■ **WHAT IS ASKED**: Reproduce all the entries exactly.

— start of DATASET EXTRACT —

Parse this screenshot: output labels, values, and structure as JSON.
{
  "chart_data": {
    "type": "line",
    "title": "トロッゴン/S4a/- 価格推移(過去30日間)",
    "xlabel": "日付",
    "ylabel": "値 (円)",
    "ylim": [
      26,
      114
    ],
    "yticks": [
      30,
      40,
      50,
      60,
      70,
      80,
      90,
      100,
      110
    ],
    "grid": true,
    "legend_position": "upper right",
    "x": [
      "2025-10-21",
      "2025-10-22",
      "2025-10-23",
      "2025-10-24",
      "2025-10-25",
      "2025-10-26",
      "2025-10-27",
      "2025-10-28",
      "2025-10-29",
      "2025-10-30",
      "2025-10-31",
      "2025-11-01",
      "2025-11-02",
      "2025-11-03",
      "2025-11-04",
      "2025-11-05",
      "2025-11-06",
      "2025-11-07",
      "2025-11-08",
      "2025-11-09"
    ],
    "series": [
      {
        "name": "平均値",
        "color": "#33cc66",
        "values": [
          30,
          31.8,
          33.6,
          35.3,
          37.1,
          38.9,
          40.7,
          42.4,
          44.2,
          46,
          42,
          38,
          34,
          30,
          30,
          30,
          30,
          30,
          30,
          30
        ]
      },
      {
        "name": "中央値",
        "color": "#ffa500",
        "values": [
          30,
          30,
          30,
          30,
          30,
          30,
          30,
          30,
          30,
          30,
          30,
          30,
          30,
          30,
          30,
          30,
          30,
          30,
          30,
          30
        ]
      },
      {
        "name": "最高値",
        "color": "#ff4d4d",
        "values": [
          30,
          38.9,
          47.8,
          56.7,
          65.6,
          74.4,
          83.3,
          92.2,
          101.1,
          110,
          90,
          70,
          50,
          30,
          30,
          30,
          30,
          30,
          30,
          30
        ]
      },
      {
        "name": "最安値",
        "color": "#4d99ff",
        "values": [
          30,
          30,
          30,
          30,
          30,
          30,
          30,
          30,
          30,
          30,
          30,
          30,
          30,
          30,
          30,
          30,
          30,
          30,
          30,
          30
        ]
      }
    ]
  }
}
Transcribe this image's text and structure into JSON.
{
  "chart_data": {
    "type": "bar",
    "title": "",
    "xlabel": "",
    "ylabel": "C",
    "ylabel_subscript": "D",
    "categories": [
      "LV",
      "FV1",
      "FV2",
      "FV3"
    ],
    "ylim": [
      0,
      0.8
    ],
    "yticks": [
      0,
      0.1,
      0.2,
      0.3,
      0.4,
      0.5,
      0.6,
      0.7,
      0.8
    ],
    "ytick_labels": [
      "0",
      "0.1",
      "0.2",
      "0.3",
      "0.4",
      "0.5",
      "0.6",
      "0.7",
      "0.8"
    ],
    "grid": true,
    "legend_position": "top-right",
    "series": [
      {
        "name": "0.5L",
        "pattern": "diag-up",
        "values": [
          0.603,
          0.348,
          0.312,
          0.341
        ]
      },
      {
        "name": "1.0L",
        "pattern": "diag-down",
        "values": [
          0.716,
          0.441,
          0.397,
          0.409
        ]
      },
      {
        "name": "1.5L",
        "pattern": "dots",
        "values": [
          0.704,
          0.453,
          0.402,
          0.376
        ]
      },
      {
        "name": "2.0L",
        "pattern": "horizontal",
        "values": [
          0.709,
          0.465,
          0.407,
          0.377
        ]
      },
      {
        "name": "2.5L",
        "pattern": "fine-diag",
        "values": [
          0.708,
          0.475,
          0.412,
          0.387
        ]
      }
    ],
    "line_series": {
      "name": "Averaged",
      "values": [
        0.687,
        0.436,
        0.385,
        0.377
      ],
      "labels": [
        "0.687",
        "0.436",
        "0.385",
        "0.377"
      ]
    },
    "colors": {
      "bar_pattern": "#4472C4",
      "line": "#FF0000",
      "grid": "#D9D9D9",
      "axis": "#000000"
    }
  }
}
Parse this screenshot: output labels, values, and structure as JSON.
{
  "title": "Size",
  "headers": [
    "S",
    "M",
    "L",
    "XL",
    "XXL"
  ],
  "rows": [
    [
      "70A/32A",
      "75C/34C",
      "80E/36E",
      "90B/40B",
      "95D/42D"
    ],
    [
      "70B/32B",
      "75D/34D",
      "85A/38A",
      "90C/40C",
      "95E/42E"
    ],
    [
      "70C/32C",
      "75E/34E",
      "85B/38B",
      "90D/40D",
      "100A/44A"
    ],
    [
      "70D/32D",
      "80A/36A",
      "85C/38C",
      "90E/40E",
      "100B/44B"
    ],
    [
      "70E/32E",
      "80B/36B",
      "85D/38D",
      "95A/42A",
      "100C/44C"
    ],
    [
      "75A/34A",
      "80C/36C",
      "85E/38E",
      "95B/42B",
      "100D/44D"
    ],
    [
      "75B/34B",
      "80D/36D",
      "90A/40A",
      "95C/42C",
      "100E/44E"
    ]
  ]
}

— end of DATASET EXTRACT —

■ **RESPONSE TO THIS TASK**:
Parse this screenshot: output labels, values, and structure as JSON.
{
  "chart_data": {
    "type": "line",
    "title": "トロッゴン/S4a/- 価格推移(過去30日間)",
    "xlabel": "日付",
    "ylabel": "値 (円)",
    "ylim": [
      26,
      114
    ],
    "yticks": [
      30,
      40,
      50,
      60,
      70,
      80,
      90,
      100,
      110
    ],
    "grid": true,
    "legend_position": "upper right",
    "x": [
      "2025-10-21",
      "2025-10-22",
      "2025-10-23",
      "2025-10-24",
      "2025-10-25",
      "2025-10-26",
      "2025-10-27",
      "2025-10-28",
      "2025-10-29",
      "2025-10-30",
      "2025-10-31",
      "2025-11-01",
      "2025-11-02",
      "2025-11-03",
      "2025-11-04",
      "2025-11-05",
      "2025-11-06",
      "2025-11-07",
      "2025-11-08",
      "2025-11-09"
    ],
    "series": [
      {
        "name": "平均値",
        "color": "#33cc66",
        "values": [
          30,
          31.8,
          33.6,
          35.3,
          37.1,
          38.9,
          40.7,
          42.4,
          44.2,
          46,
          42,
          38,
          34,
          30,
          30,
          30,
          30,
          30,
          30,
          30
        ]
      },
      {
        "name": "中央値",
        "color": "#ffa500",
        "values": [
          30,
          30,
          30,
          30,
          30,
          30,
          30,
          30,
          30,
          30,
          30,
          30,
          30,
          30,
          30,
          30,
          30,
          30,
          30,
          30
        ]
      },
      {
        "name": "最高値",
        "color": "#ff4d4d",
        "values": [
          30,
          38.9,
          47.8,
          56.7,
          65.6,
          74.4,
          83.3,
          92.2,
          101.1,
          110,
          90,
          70,
          50,
          30,
          30,
          30,
          30,
          30,
          30,
          30
        ]
      },
      {
        "name": "最安値",
        "color": "#4d99ff",
        "values": [
          30,
          30,
          30,
          30,
          30,
          30,
          30,
          30,
          30,
          30,
          30,
          30,
          30,
          30,
          30,
          30,
          30,
          30,
          30,
          30
        ]
      }
    ]
  }
}
Transcribe this image's text and structure into JSON.
{
  "chart_data": {
    "type": "bar",
    "title": "",
    "xlabel": "",
    "ylabel": "C",
    "ylabel_subscript": "D",
    "categories": [
      "LV",
      "FV1",
      "FV2",
      "FV3"
    ],
    "ylim": [
      0,
      0.8
    ],
    "yticks": [
      0,
      0.1,
      0.2,
      0.3,
      0.4,
      0.5,
      0.6,
      0.7,
      0.8
    ],
    "ytick_labels": [
      "0",
      "0.1",
      "0.2",
      "0.3",
      "0.4",
      "0.5",
      "0.6",
      "0.7",
      "0.8"
    ],
    "grid": true,
    "legend_position": "top-right",
    "series": [
      {
        "name": "0.5L",
        "pattern": "diag-up",
        "values": [
          0.603,
          0.348,
          0.312,
          0.341
        ]
      },
      {
        "name": "1.0L",
        "pattern": "diag-down",
        "values": [
          0.716,
          0.441,
          0.397,
          0.409
        ]
      },
      {
        "name": "1.5L",
        "pattern": "dots",
        "values": [
          0.704,
          0.453,
          0.402,
          0.376
        ]
      },
      {
        "name": "2.0L",
        "pattern": "horizontal",
        "values": [
          0.709,
          0.465,
          0.407,
          0.377
        ]
      },
      {
        "name": "2.5L",
        "pattern": "fine-diag",
        "values": [
          0.708,
          0.475,
          0.412,
          0.387
        ]
      }
    ],
    "line_series": {
      "name": "Averaged",
      "values": [
        0.687,
        0.436,
        0.385,
        0.377
      ],
      "labels": [
        "0.687",
        "0.436",
        "0.385",
        "0.377"
      ]
    },
    "colors": {
      "bar_pattern": "#4472C4",
      "line": "#FF0000",
      "grid": "#D9D9D9",
      "axis": "#000000"
    }
  }
}
Parse this screenshot: output labels, values, and structure as JSON.
{
  "title": "Size",
  "headers": [
    "S",
    "M",
    "L",
    "XL",
    "XXL"
  ],
  "rows": [
    [
      "70A/32A",
      "75C/34C",
      "80E/36E",
      "90B/40B",
      "95D/42D"
    ],
    [
      "70B/32B",
      "75D/34D",
      "85A/38A",
      "90C/40C",
      "95E/42E"
    ],
    [
      "70C/32C",
      "75E/34E",
      "85B/38B",
      "90D/40D",
      "100A/44A"
    ],
    [
      "70D/32D",
      "80A/36A",
      "85C/38C",
      "90E/40E",
      "100B/44B"
    ],
    [
      "70E/32E",
      "80B/36B",
      "85D/38D",
      "95A/42A",
      "100C/44C"
    ],
    [
      "75A/34A",
      "80C/36C",
      "85E/38E",
      "95B/42B",
      "100D/44D"
    ],
    [
      "75B/34B",
      "80D/36D",
      "90A/40A",
      "95C/42C",
      "100E/44E"
    ]
  ]
}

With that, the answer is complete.